(Stored records)
________________________________________

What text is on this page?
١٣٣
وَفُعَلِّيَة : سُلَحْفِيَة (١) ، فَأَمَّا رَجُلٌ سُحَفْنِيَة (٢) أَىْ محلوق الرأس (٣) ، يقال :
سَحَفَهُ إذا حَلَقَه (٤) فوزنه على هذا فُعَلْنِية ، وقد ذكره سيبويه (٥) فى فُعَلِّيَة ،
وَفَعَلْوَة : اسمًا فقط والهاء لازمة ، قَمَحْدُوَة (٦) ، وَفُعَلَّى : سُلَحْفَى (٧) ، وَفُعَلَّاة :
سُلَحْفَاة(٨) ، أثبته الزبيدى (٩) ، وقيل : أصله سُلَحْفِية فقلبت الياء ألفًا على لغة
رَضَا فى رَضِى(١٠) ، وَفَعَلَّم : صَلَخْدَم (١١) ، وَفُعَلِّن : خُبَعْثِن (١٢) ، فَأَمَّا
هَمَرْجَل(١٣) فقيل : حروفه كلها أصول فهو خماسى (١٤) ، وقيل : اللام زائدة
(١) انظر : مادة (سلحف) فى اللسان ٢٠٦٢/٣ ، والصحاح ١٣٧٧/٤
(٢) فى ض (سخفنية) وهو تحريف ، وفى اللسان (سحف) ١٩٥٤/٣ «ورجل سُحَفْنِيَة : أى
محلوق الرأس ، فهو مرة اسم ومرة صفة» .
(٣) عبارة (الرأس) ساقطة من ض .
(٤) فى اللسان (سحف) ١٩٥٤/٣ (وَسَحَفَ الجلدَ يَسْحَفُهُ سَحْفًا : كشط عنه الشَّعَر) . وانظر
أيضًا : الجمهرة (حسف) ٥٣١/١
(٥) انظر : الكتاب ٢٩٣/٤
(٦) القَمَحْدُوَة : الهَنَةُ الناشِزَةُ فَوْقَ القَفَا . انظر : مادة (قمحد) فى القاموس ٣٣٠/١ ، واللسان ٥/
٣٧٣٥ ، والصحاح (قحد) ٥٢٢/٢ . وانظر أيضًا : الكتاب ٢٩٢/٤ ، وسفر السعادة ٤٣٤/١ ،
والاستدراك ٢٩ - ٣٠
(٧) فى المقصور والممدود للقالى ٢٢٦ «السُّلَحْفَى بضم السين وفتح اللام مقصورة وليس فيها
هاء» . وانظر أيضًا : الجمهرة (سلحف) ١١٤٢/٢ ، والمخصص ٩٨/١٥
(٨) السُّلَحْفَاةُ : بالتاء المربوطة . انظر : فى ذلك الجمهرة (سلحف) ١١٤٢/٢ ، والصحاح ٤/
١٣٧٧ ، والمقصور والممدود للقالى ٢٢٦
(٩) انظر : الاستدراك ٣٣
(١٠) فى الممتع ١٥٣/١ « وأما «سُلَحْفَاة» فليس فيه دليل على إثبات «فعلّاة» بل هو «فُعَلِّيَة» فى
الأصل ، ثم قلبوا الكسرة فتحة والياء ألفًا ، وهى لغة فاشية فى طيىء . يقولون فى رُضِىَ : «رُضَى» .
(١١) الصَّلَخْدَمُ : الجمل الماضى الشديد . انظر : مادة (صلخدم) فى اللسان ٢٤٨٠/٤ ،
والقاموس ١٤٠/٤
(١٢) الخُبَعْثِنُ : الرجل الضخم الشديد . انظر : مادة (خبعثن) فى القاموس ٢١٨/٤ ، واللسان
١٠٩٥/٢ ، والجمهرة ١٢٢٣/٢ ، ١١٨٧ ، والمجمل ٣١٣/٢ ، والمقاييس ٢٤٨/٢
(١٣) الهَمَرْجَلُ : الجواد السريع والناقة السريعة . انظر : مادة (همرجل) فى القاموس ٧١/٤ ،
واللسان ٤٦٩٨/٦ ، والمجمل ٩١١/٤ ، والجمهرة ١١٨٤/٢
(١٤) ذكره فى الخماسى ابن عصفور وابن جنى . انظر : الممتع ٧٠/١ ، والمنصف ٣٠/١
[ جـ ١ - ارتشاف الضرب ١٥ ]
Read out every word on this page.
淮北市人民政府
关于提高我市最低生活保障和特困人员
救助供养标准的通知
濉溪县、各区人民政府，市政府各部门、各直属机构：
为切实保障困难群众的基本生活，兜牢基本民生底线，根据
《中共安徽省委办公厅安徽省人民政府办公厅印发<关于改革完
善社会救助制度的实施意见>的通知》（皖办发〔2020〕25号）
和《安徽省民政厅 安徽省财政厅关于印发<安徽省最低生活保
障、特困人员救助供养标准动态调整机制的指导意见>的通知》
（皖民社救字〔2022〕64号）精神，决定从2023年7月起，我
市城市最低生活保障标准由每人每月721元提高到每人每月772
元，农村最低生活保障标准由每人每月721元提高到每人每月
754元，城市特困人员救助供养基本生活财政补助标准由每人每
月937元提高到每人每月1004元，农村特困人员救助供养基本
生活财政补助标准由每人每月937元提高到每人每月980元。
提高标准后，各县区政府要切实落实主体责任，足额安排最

________________________________________

Task to complete — Across the entries above, how many lines contain "وانظر"? Provide only the count.

Task solution — 3